List each line of the data that holds the string "xlabel".

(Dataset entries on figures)
● ● ● ● ● ● ●
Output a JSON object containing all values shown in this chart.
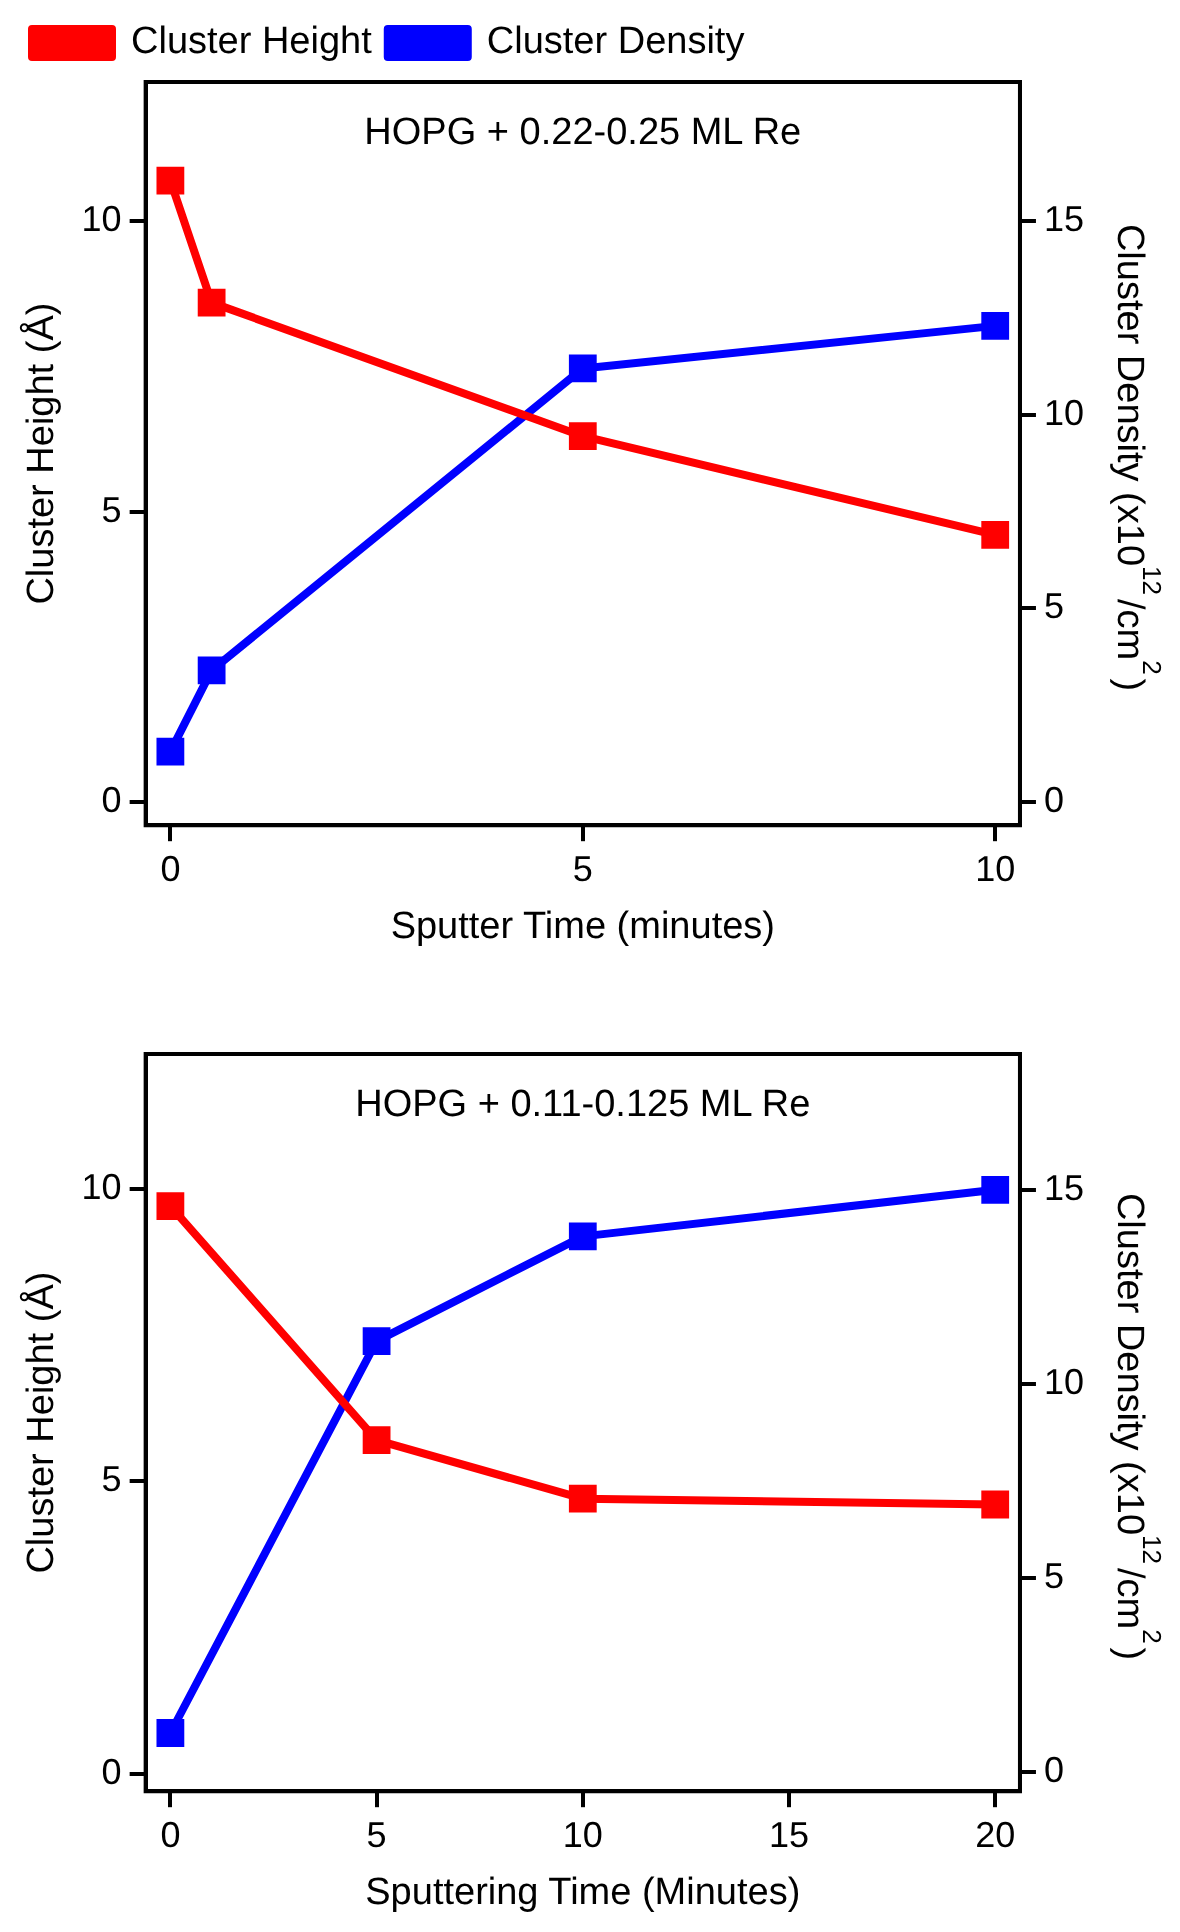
{
  "chart_data": [
    {
      "type": "line",
      "xlabel": "Sputter Time (minutes)",
      "ylabel": "Cluster Height (Å)",
      "y2label": "Cluster Density (x10$^{12}$/cm$^{2}$)",
      "annotations": [
        "HOPG + 0.22-0.25 ML Re"
      ],
      "x": [
        0,
        0.5,
        5,
        10
      ],
      "series": [
        {
          "name": "Cluster Height",
          "color": "#ff0000",
          "values": [
            10.7,
            8.6,
            6.3,
            4.6
          ]
        },
        {
          "name": "Cluster Density",
          "color": "#0000ff",
          "values": [
            1.3,
            3.4,
            11.2,
            12.3
          ],
          "axis": "y2"
        }
      ],
      "xlim": [
        -0.3,
        10.3
      ],
      "xticks": [
        0,
        5,
        10
      ],
      "ylim": [
        -0.4,
        12.4
      ],
      "yticks": [
        0,
        5,
        10
      ],
      "y2lim": [
        -0.6,
        18.6
      ],
      "y2ticks": [
        0,
        5,
        10,
        15
      ],
      "grid": false,
      "legend": "top left",
      "marker": "square",
      "line_style": "solid"
    },
    {
      "type": "line",
      "xlabel": "Sputtering Time (Minutes)",
      "ylabel": "Cluster Height (Å)",
      "y2label": "Cluster Density (x10$^{12}$/cm$^{2}$)",
      "annotations": [
        "HOPG + 0.11-0.125 ML Re"
      ],
      "x": [
        0,
        5,
        10,
        20
      ],
      "series": [
        {
          "color": "#ff0000",
          "values": [
            9.7,
            5.7,
            4.7,
            4.6
          ]
        },
        {
          "color": "#0000ff",
          "values": [
            1.0,
            11.1,
            13.8,
            15.0
          ],
          "axis": "y2"
        }
      ],
      "xlim": [
        -0.6,
        20.6
      ],
      "xticks": [
        0,
        5,
        10,
        15,
        20
      ],
      "ylim": [
        -0.3,
        12.3
      ],
      "yticks": [
        0,
        5,
        10
      ],
      "y2lim": [
        -0.5,
        18.5
      ],
      "y2ticks": [
        0,
        5,
        10,
        15
      ],
      "grid": false,
      "legend": false,
      "marker": "square",
      "line_style": "solid"
    }
  ]
}
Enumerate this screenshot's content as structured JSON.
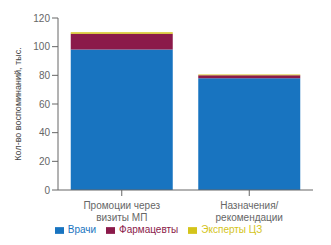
{
  "chart_data": {
    "type": "bar",
    "stacked": true,
    "categories": [
      "Промоции через\nвизиты МП",
      "Назначения/\nрекомендации"
    ],
    "series": [
      {
        "name": "Врачи",
        "color": "#1874C0",
        "values": [
          98,
          78
        ]
      },
      {
        "name": "Фармацевты",
        "color": "#8B1A4A",
        "values": [
          11,
          2
        ]
      },
      {
        "name": "Эксперты ЦЗ",
        "color": "#D4C41A",
        "values": [
          1,
          0.5
        ]
      }
    ],
    "ylabel": "Кол-во воспоминаний, тыс.",
    "ylim": [
      0,
      120
    ],
    "yticks": [
      0,
      20,
      40,
      60,
      80,
      100,
      120
    ],
    "grid": false,
    "legend": "bottom"
  }
}
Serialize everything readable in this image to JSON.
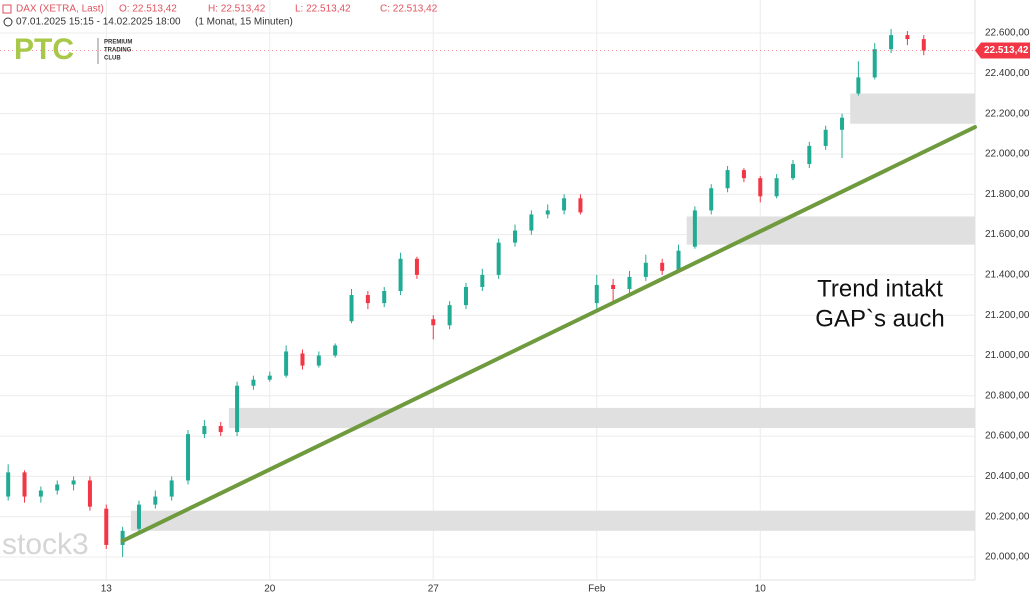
{
  "chart_data": {
    "type": "candlestick",
    "instrument": "DAX (XETRA, Last)",
    "ohlc": [
      "O: 22.513,42",
      "H: 22.513,42",
      "L: 22.513,42",
      "C: 22.513,42"
    ],
    "range": "07.01.2025 15:15 - 14.02.2025 18:00",
    "interval": "(1 Monat, 15 Minuten)",
    "logo": {
      "mark": "PTC",
      "lines": [
        "PREMIUM",
        "TRADING",
        "CLUB"
      ]
    },
    "watermark": "stock3",
    "annotation": [
      "Trend intakt",
      "GAP`s auch"
    ],
    "categories": [
      null,
      null,
      null,
      null,
      null,
      null,
      "13",
      null,
      null,
      null,
      null,
      null,
      null,
      null,
      null,
      null,
      "20",
      null,
      null,
      null,
      null,
      null,
      null,
      null,
      null,
      null,
      "27",
      null,
      null,
      null,
      null,
      null,
      null,
      null,
      null,
      null,
      "Feb",
      null,
      null,
      null,
      null,
      null,
      null,
      null,
      null,
      null,
      "10",
      null,
      null,
      null,
      null,
      null,
      null,
      null,
      null,
      null,
      null
    ],
    "open": [
      20300,
      20420,
      20300,
      20330,
      20360,
      20380,
      20240,
      20060,
      20140,
      20260,
      20300,
      20380,
      20610,
      20650,
      20620,
      20850,
      20880,
      20900,
      21010,
      20950,
      21000,
      21170,
      21300,
      21260,
      21320,
      21480,
      21180,
      21150,
      21250,
      21340,
      21400,
      21560,
      21620,
      21700,
      21720,
      21780,
      21260,
      21350,
      21330,
      21390,
      21460,
      21420,
      21540,
      21720,
      21830,
      21920,
      21880,
      21790,
      21880,
      21950,
      22040,
      22120,
      22300,
      22380,
      22520,
      22590,
      22570
    ],
    "high": [
      20460,
      20430,
      20350,
      20380,
      20400,
      20400,
      20260,
      20150,
      20280,
      20330,
      20400,
      20630,
      20680,
      20670,
      20870,
      20900,
      20920,
      21050,
      21030,
      21020,
      21060,
      21330,
      21320,
      21340,
      21510,
      21490,
      21200,
      21270,
      21360,
      21430,
      21580,
      21650,
      21720,
      21750,
      21800,
      21800,
      21400,
      21380,
      21420,
      21500,
      21480,
      21550,
      21740,
      21850,
      21940,
      21930,
      21890,
      21900,
      21970,
      22060,
      22140,
      22200,
      22460,
      22550,
      22620,
      22610,
      22590
    ],
    "low": [
      20280,
      20270,
      20270,
      20310,
      20330,
      20230,
      20040,
      20000,
      20120,
      20240,
      20280,
      20360,
      20590,
      20600,
      20600,
      20830,
      20870,
      20890,
      20930,
      20940,
      20990,
      21160,
      21230,
      21240,
      21300,
      21380,
      21080,
      21130,
      21230,
      21320,
      21380,
      21540,
      21600,
      21680,
      21700,
      21700,
      21230,
      21260,
      21300,
      21370,
      21400,
      21410,
      21530,
      21700,
      21810,
      21860,
      21760,
      21780,
      21870,
      21930,
      22020,
      21980,
      22290,
      22370,
      22500,
      22540,
      22490
    ],
    "close": [
      20420,
      20300,
      20330,
      20360,
      20380,
      20250,
      20060,
      20130,
      20260,
      20300,
      20380,
      20610,
      20650,
      20620,
      20850,
      20880,
      20900,
      21020,
      20950,
      21000,
      21050,
      21300,
      21260,
      21320,
      21480,
      21400,
      21150,
      21250,
      21340,
      21400,
      21560,
      21620,
      21700,
      21720,
      21780,
      21710,
      21350,
      21330,
      21390,
      21460,
      21420,
      21520,
      21720,
      21830,
      21920,
      21880,
      21790,
      21880,
      21950,
      22040,
      22120,
      22180,
      22380,
      22520,
      22590,
      22570,
      22513.42
    ],
    "up_color": "#22ab94",
    "down_color": "#f23645",
    "zones": [
      {
        "from": 22150,
        "to": 22300,
        "start": 52
      },
      {
        "from": 21550,
        "to": 21690,
        "start": 42
      },
      {
        "from": 20640,
        "to": 20740,
        "start": 14
      },
      {
        "from": 20130,
        "to": 20230,
        "start": 8
      }
    ],
    "zone_color": "#e0e0e0",
    "trendline": {
      "color": "#6f9a3e",
      "points": [
        [
          7,
          20080
        ],
        [
          56,
          22010
        ]
      ]
    },
    "last_price": {
      "value": 22513.42,
      "label": "22.513,42"
    },
    "ylim": [
      19886,
      22764
    ],
    "yticks": [
      {
        "value": 20000,
        "label": "20.000,00"
      },
      {
        "value": 20200,
        "label": "20.200,00"
      },
      {
        "value": 20400,
        "label": "20.400,00"
      },
      {
        "value": 20600,
        "label": "20.600,00"
      },
      {
        "value": 20800,
        "label": "20.800,00"
      },
      {
        "value": 21000,
        "label": "21.000,00"
      },
      {
        "value": 21200,
        "label": "21.200,00"
      },
      {
        "value": 21400,
        "label": "21.400,00"
      },
      {
        "value": 21600,
        "label": "21.600,00"
      },
      {
        "value": 21800,
        "label": "21.800,00"
      },
      {
        "value": 22000,
        "label": "22.000,00"
      },
      {
        "value": 22200,
        "label": "22.200,00"
      },
      {
        "value": 22400,
        "label": "22.400,00"
      },
      {
        "value": 22600,
        "label": "22.600,00"
      }
    ],
    "grid": true
  }
}
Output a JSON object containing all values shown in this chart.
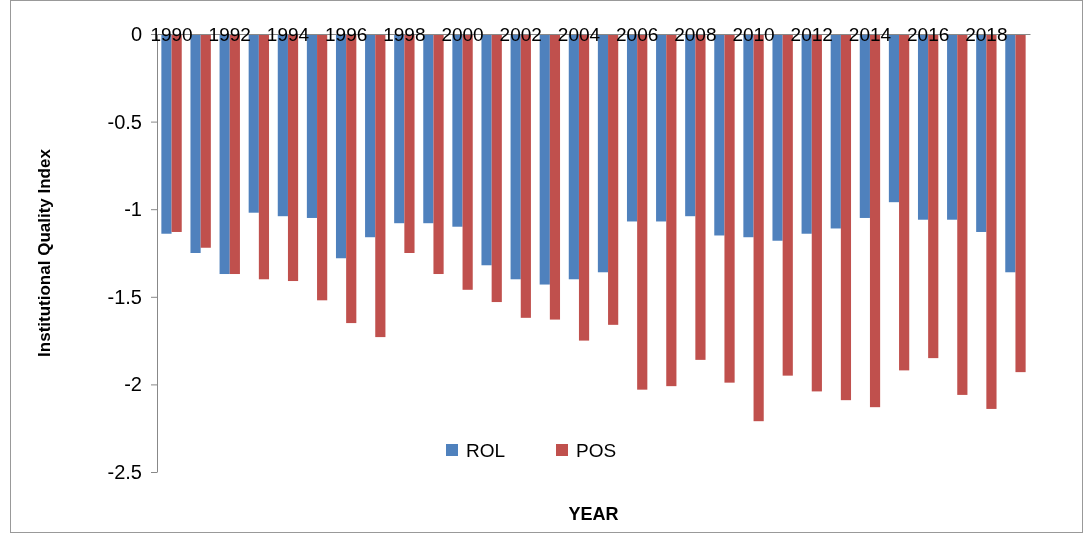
{
  "chart_data": {
    "type": "bar",
    "xlabel": "YEAR",
    "ylabel": "Institutional Quality Index",
    "categories": [
      "1990",
      null,
      "1992",
      null,
      "1994",
      null,
      "1996",
      null,
      "1998",
      null,
      "2000",
      null,
      "2002",
      null,
      "2004",
      null,
      "2006",
      null,
      "2008",
      null,
      "2010",
      null,
      "2012",
      null,
      "2014",
      null,
      "2016",
      null,
      "2018",
      null
    ],
    "series": [
      {
        "name": "ROL",
        "color": "#4f81bd",
        "values": [
          -1.14,
          -1.25,
          -1.37,
          -1.02,
          -1.04,
          -1.05,
          -1.28,
          -1.16,
          -1.08,
          -1.08,
          -1.1,
          -1.32,
          -1.4,
          -1.43,
          -1.4,
          -1.36,
          -1.07,
          -1.07,
          -1.04,
          -1.15,
          -1.16,
          -1.18,
          -1.14,
          -1.11,
          -1.05,
          -0.96,
          -1.06,
          -1.06,
          -1.13,
          -1.36
        ]
      },
      {
        "name": "POS",
        "color": "#c0504d",
        "values": [
          -1.13,
          -1.22,
          -1.37,
          -1.4,
          -1.41,
          -1.52,
          -1.65,
          -1.73,
          -1.25,
          -1.37,
          -1.46,
          -1.53,
          -1.62,
          -1.63,
          -1.75,
          -1.66,
          -2.03,
          -2.01,
          -1.86,
          -1.99,
          -2.21,
          -1.95,
          -2.04,
          -2.09,
          -2.13,
          -1.92,
          -1.85,
          -2.06,
          -2.14,
          -1.93
        ]
      }
    ],
    "ylim": [
      -2.5,
      0
    ],
    "yticks": [
      0,
      -0.5,
      -1,
      -1.5,
      -2,
      -2.5
    ],
    "grid": false,
    "legend": "bottom"
  }
}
● ● ● ● ● ● ●
-- The solution --
      "xlabel": "Sputter Time (minutes)",
      "xlabel": "Sputtering Time (Minutes)",
    "xlabel": "YEAR",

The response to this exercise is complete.